* _Extrait fourni_
****

Sauver le soldat Thieuloy.

Thieuloy est arrêté. Les preuves matérielles l'accablent. Quel jeu joue alors Hallier ? Le rapport d'instruction explique qu'il a demandé « à être entendu pour témoigner, en des termes d'ailleurs très sibyllins ». Le rapport fait également état d'une lettre d'Hallier adressée à Hervé Bazin, président du Goncourt, pour l'avertir qu'il projetait de mener « une chaude guérilla » contre les prix littéraires, mais qu'il « craignait d'être débordé par sa base » (sic !). Le 3 novembre 1975, « la base » est internée à la prison de la Santé. La presse s'empare de l'affaire. Les témoignages de soutien à Thieuloy affluent. Même Jean Dutourd, qui n'a pourtant rien d'un révolutionnaire, moque, dans France Soir (1), « les tontons bâfreurs de la place Gaillon, qui ont fait fourrer à Sainte-Pélagie le petit Thieuloy qui leur jouait de vilains tours ». Hallier récupère le tapage à son profit. Il décerne, en plein journal de 13 heures d'Yves Mourousi, le prix « Anti Goncourt » à Thieuloy, pour La geste de l'employé, un texte écrit par Thieuloy en 1958, et qu'Hallier se propose d'éditer dans la maison qu'il vient de créer.

Le 6 décembre, dans l'appartement d'Yves Navarre, quai des Célestins, neuf écrivains (dont Lucien Bodard, qui avait préfacé L'Inde des grands chemins, Marie Cardinal, Jean Guenot et François Châtelet), vite rejoints par beaucoup d'autres, créent le Self, Syndicat des écrivains de langue française, qui se propose de mener « une action radicale au service des écrivains », et prévoit notamment de mettre en place « un système de défense, en cas de poursuites judiciaires, tant pénales que civiles ». La première mission du Self est commandée par l'urgence : il faut sauver le soldat Thieuloy. Henri Choukroun, avocat de Thieuloy, se fâche alors avec Hallier : «Il voulait que Thieuloy reste en prison, parce qu'il trouvait que ça faisait une bonne publicité pour La geste de l'employé, qui devait paraître en février. »

Whisky, saucisson et petite guenon.

****

* _Données de l'exercice_
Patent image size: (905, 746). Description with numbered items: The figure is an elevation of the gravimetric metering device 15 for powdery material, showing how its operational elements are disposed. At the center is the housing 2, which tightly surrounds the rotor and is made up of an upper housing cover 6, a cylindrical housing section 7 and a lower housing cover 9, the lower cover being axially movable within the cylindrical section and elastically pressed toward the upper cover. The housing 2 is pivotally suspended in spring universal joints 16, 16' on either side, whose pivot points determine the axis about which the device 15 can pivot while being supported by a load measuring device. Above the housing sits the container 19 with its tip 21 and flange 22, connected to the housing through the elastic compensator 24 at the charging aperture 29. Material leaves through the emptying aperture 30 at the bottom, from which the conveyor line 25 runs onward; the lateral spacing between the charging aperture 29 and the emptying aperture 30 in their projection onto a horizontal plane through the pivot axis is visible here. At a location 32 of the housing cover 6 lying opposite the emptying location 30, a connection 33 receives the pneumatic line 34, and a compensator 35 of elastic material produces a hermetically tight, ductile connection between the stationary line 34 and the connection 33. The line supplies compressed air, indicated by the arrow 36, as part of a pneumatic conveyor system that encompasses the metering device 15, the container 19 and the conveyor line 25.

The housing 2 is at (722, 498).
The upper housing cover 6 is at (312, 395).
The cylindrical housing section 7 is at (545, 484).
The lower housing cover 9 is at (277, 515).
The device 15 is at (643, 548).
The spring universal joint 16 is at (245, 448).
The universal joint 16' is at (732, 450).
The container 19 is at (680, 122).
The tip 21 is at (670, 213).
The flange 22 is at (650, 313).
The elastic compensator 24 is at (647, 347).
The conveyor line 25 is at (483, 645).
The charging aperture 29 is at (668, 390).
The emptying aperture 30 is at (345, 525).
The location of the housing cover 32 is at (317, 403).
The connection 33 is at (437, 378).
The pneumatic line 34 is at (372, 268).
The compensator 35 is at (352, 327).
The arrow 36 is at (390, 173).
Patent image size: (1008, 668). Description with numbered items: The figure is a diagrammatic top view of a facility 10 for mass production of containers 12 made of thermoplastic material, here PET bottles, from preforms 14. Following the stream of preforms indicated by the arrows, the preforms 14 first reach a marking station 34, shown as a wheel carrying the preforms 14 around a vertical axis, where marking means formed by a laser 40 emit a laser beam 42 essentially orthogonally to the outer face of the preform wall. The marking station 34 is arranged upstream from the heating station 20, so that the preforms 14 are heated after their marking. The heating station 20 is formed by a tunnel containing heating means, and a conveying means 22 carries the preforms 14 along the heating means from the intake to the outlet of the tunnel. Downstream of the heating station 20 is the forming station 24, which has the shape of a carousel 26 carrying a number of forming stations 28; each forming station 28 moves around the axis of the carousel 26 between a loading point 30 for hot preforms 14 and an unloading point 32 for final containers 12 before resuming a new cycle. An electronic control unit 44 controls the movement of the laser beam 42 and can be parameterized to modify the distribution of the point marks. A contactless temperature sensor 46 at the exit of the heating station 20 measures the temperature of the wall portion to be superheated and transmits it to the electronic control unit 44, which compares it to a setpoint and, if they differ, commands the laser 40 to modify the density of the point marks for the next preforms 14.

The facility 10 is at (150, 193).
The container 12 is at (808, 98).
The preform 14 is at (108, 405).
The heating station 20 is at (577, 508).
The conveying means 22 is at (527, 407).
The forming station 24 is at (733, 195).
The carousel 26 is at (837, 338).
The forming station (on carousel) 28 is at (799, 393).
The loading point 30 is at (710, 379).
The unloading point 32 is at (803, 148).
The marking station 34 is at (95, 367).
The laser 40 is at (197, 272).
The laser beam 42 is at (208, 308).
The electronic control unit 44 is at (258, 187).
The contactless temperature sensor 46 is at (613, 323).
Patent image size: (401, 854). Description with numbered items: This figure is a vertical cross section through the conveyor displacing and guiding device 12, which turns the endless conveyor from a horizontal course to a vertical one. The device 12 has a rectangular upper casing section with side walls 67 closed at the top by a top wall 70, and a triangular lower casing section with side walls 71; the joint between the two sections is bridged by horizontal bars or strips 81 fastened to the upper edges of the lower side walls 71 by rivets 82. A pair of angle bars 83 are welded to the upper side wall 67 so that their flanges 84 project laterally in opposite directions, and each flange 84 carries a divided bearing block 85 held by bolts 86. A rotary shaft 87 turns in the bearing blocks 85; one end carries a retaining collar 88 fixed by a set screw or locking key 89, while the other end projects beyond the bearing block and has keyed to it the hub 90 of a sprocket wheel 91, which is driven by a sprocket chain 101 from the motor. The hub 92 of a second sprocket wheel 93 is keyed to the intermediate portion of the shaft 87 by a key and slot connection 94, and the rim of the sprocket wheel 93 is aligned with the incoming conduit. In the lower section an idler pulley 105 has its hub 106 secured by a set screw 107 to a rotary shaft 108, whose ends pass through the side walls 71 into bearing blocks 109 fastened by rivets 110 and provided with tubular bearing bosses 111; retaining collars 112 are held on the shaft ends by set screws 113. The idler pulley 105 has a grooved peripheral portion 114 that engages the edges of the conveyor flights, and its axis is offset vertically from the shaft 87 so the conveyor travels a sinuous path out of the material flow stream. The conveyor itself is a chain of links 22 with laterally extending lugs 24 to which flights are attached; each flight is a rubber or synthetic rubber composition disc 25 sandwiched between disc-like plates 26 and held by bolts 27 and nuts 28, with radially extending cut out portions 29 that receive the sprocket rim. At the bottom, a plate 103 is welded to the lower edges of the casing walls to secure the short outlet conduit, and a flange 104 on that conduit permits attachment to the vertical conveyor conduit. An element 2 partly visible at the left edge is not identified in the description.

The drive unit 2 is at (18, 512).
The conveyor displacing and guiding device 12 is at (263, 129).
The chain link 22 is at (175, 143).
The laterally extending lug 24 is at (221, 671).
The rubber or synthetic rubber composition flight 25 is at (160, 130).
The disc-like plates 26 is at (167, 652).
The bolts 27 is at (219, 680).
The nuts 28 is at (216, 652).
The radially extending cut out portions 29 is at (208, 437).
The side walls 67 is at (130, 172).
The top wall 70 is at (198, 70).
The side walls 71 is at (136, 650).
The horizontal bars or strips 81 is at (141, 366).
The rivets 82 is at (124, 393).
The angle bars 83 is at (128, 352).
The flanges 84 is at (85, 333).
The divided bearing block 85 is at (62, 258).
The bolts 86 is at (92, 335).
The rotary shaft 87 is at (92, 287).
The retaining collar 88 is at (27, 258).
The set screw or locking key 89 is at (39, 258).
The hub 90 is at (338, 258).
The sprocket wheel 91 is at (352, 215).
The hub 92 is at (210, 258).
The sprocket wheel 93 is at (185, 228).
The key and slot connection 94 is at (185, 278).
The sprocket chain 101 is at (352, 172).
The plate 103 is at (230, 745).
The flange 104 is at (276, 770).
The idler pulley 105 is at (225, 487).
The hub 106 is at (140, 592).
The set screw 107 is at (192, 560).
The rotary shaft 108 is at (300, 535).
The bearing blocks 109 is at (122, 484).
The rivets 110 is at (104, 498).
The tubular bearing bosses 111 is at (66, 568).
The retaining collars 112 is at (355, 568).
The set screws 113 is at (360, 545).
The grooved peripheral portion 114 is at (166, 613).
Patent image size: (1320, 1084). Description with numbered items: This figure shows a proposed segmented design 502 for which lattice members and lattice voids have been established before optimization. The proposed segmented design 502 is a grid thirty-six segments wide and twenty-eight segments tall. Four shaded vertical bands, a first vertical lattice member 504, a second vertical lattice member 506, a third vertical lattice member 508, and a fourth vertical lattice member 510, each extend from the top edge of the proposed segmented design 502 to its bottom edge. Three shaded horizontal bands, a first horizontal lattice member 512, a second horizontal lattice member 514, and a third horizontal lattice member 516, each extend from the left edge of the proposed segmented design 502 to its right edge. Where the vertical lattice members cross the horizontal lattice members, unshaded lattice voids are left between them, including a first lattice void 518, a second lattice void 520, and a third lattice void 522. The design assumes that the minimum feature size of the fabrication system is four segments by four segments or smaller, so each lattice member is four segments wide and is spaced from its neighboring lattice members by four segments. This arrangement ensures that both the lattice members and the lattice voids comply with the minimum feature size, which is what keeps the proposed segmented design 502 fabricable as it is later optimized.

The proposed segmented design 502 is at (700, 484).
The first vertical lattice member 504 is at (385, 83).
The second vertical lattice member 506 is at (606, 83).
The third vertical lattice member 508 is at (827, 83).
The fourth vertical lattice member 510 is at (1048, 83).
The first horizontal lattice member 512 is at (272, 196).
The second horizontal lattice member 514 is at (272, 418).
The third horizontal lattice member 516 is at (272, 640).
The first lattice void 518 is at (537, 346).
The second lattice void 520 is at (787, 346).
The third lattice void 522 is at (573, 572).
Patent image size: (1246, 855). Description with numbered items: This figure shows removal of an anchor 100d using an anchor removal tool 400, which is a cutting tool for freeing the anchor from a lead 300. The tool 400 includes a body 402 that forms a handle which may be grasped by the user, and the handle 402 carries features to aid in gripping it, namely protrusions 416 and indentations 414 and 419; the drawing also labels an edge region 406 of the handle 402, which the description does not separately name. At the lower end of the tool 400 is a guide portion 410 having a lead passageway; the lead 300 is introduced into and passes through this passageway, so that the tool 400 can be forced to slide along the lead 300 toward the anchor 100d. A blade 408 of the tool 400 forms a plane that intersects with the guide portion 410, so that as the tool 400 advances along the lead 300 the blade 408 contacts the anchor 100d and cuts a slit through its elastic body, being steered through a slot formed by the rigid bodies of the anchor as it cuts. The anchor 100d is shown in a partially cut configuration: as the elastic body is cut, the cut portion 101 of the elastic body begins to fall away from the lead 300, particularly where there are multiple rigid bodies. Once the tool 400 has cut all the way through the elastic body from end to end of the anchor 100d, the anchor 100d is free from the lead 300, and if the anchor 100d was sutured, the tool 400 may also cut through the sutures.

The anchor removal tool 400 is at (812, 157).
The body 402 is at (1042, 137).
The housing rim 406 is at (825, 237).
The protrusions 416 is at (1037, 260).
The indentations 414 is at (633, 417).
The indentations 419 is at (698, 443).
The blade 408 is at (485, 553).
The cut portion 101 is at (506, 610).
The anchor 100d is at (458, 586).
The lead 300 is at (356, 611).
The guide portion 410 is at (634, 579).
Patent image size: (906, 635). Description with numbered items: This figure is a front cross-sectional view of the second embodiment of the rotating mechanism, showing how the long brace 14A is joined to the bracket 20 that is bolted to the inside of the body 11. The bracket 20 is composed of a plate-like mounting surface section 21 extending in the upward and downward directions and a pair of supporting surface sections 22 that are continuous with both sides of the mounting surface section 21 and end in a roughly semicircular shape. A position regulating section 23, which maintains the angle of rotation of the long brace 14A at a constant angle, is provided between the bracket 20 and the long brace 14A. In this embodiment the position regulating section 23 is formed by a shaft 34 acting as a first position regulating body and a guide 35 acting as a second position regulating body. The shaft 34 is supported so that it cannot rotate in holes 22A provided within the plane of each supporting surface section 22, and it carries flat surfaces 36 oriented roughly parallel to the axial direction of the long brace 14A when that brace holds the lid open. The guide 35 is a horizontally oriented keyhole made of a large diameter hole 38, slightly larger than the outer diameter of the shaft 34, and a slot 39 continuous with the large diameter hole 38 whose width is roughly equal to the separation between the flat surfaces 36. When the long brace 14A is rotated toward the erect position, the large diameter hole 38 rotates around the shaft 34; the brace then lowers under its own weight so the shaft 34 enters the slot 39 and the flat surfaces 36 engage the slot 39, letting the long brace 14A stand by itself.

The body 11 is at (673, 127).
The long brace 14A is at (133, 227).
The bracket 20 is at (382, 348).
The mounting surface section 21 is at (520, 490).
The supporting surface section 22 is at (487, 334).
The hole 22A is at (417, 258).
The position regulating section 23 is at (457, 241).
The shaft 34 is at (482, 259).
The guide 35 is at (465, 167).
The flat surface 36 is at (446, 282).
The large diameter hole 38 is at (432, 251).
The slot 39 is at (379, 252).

****

* _Exercices_
#1 D'après l'extrait sur l'affaire Thieuloy, dans quel appartement et à quelle adresse neuf écrivains créent-ils le Self le 6 décembre ?
#2 Recopiez mot pour mot le passage de l'extrait sur l'affaire Thieuloy qui commence par « Le 6 décembre, dans » et va jusqu'à « et petite guenon. ».

* _Corrigé des exercices_
#1 Dans l'appartement d'Yves Navarre, quai des Célestins.

#2
Le 6 décembre, dans l'appartement d'Yves Navarre, quai des Célestins, neuf écrivains (dont Lucien Bodard, qui avait préfacé L'Inde des grands chemins, Marie Cardinal, Jean Guenot et François Châtelet), vite rejoints par beaucoup d'autres, créent le Self, Syndicat des écrivains de langue française, qui se propose de mener « une action radicale au service des écrivains », et prévoit notamment de mettre en place « un système de défense, en cas de poursuites judiciaires, tant pénales que civiles ». La première mission du Self est commandée par l'urgence : il faut sauver le soldat Thieuloy. Henri Choukroun, avocat de Thieuloy, se fâche alors avec Hallier : «Il voulait que Thieuloy reste en prison, parce qu'il trouvait que ça faisait une bonne publicité pour La geste de l'employé, qui devait paraître en février. »

Whisky, saucisson et petite guenon.